Extracted data entries
===============
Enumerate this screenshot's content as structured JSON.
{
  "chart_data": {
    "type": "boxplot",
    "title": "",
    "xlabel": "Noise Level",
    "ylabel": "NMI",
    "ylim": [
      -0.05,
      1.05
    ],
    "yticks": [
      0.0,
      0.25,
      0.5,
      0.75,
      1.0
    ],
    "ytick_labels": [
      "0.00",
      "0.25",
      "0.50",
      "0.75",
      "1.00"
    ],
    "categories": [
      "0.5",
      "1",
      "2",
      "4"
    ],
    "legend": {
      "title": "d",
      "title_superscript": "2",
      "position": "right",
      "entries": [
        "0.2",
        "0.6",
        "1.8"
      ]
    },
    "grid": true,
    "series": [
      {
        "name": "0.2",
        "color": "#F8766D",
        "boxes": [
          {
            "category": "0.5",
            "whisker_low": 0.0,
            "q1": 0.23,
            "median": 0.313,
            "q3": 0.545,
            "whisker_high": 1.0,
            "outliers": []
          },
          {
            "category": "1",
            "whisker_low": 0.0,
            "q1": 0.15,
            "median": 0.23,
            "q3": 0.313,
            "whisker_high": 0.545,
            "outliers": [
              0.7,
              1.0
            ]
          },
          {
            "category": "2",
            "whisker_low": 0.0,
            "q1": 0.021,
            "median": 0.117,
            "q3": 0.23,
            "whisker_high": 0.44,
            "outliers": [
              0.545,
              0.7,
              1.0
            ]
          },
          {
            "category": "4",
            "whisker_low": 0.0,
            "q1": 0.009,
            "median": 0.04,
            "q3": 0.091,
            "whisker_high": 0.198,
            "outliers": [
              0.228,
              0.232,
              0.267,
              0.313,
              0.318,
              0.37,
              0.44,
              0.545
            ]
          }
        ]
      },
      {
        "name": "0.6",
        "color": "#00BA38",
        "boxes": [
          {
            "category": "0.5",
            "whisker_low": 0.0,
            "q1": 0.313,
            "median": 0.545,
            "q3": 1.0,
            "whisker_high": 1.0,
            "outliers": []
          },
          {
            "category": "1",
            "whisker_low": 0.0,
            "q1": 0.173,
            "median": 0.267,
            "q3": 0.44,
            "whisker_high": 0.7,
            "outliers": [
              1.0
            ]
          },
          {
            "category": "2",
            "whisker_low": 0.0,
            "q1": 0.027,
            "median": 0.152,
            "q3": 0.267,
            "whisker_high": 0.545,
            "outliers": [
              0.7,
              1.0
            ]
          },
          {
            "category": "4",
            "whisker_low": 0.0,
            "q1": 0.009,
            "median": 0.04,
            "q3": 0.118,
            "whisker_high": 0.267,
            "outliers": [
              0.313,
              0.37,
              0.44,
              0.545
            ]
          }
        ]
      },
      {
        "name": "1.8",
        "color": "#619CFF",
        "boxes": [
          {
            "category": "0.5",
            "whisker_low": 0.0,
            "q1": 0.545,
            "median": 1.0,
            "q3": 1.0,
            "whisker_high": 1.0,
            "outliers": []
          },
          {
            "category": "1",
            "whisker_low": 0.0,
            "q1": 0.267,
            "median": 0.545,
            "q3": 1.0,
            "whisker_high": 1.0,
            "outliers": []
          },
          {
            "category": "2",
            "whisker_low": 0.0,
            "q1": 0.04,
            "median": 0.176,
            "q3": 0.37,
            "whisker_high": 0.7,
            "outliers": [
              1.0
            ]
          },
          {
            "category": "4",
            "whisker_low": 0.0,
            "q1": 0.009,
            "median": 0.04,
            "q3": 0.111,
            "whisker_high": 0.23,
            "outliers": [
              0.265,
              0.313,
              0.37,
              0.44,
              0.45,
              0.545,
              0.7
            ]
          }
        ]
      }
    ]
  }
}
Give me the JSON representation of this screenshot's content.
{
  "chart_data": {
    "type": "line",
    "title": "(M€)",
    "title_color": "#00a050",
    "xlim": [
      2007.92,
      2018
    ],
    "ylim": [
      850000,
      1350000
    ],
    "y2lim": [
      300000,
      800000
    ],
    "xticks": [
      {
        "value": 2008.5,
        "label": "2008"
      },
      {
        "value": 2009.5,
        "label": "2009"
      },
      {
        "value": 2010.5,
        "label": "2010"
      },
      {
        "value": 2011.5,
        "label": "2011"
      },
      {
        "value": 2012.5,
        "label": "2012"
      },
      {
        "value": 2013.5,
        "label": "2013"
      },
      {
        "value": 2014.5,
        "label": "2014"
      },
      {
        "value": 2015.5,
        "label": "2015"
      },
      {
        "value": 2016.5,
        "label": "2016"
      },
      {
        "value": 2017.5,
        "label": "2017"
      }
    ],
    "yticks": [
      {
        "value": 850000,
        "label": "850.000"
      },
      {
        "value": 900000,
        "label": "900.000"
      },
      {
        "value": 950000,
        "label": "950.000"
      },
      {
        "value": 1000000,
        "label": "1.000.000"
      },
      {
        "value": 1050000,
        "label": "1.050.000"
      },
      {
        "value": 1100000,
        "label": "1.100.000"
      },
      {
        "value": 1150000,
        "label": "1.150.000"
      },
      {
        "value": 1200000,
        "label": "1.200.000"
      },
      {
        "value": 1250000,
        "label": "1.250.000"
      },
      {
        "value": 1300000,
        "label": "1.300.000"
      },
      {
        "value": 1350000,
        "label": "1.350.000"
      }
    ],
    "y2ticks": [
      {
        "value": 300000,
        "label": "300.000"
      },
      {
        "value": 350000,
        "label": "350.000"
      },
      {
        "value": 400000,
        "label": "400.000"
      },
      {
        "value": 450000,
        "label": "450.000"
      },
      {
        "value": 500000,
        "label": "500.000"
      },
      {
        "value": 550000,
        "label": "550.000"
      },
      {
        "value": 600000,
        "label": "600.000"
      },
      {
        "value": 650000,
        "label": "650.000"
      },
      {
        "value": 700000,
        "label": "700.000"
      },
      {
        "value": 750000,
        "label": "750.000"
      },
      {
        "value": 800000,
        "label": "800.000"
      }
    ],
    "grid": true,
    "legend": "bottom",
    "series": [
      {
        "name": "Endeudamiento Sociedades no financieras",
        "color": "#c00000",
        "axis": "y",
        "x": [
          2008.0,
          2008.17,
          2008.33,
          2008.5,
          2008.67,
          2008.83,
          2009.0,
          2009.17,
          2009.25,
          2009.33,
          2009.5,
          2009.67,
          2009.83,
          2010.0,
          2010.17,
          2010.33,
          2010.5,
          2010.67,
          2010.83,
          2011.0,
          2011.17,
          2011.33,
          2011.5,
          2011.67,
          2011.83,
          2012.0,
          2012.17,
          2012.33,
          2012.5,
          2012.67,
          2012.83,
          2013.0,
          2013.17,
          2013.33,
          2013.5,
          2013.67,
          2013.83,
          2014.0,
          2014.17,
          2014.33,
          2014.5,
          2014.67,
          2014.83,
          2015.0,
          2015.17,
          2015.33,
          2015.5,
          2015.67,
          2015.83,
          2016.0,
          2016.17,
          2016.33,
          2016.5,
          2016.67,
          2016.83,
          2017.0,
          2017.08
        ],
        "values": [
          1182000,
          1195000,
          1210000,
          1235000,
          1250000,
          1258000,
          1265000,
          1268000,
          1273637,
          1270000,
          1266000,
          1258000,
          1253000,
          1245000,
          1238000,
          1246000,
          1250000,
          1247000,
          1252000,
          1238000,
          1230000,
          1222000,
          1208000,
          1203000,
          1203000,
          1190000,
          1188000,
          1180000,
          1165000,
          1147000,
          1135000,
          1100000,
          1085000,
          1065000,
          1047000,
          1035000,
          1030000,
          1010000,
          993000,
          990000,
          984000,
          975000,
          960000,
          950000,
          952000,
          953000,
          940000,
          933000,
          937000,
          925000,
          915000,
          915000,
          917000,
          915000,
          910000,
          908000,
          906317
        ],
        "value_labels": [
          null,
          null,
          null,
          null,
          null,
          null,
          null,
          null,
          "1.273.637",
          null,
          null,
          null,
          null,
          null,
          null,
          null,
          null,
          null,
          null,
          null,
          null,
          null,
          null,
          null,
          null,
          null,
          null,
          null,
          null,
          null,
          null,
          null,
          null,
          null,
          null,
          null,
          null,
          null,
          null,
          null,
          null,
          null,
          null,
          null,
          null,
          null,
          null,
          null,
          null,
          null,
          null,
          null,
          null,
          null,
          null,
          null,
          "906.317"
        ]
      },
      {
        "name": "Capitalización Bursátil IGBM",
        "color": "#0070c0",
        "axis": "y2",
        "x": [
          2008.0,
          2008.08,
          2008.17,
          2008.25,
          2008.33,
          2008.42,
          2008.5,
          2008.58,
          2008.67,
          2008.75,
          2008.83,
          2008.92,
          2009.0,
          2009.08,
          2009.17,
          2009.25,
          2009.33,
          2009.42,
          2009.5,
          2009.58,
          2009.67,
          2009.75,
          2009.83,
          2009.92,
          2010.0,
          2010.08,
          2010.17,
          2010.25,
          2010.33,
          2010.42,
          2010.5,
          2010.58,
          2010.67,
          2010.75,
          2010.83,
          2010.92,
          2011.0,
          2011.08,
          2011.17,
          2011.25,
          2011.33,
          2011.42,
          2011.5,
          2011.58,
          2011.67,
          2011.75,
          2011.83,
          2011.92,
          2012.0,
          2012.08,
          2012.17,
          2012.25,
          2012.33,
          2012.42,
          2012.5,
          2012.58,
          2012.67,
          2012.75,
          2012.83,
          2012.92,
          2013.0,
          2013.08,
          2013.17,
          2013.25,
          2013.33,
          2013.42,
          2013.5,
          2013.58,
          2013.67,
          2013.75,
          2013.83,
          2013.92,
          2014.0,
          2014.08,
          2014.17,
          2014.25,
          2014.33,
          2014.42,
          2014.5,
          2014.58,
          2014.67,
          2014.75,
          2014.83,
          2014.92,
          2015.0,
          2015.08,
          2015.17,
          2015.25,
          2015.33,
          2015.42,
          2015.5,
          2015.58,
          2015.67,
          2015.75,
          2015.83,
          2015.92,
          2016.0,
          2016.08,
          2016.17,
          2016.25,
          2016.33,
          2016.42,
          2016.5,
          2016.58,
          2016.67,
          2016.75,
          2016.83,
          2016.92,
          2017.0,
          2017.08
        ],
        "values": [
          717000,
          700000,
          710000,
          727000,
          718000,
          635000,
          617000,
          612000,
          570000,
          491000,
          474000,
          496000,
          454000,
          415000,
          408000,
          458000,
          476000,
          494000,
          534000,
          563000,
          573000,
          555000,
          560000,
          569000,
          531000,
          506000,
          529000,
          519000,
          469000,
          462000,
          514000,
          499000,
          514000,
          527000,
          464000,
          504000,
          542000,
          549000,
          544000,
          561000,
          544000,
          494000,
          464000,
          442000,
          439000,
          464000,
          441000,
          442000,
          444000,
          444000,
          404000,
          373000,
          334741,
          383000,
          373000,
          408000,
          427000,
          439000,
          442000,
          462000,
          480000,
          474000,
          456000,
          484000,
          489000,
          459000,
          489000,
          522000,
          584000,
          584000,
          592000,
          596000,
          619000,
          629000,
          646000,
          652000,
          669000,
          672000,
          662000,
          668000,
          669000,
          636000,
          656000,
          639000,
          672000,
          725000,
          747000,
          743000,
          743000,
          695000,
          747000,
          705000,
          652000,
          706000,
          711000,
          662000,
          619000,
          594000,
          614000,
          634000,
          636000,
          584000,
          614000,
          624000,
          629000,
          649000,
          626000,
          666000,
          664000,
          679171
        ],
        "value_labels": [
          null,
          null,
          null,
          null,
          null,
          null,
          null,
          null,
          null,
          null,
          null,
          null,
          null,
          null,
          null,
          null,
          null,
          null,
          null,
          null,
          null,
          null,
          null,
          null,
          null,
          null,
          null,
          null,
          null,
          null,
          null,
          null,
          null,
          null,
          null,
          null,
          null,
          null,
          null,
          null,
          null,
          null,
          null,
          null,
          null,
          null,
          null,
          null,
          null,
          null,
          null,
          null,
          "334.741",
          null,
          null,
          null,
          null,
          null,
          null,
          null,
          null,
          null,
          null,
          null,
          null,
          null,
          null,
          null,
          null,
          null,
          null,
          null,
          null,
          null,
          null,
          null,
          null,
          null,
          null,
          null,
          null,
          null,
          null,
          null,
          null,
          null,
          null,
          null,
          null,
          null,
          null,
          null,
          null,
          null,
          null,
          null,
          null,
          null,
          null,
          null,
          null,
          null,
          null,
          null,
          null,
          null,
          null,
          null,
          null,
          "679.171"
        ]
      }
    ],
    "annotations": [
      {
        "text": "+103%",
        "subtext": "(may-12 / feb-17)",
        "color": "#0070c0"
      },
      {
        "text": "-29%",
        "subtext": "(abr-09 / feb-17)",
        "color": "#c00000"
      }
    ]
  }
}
===============
*INSTRUCTIONS FOR THE TASK:*
Show all lines from the listing above in which "name" appears.

*TASK RESULT:*
        "name": "0.2",
        "name": "0.6",
        "name": "1.8",
        "name": "Endeudamiento Sociedades no financieras",
        "name": "Capitalización Bursátil IGBM",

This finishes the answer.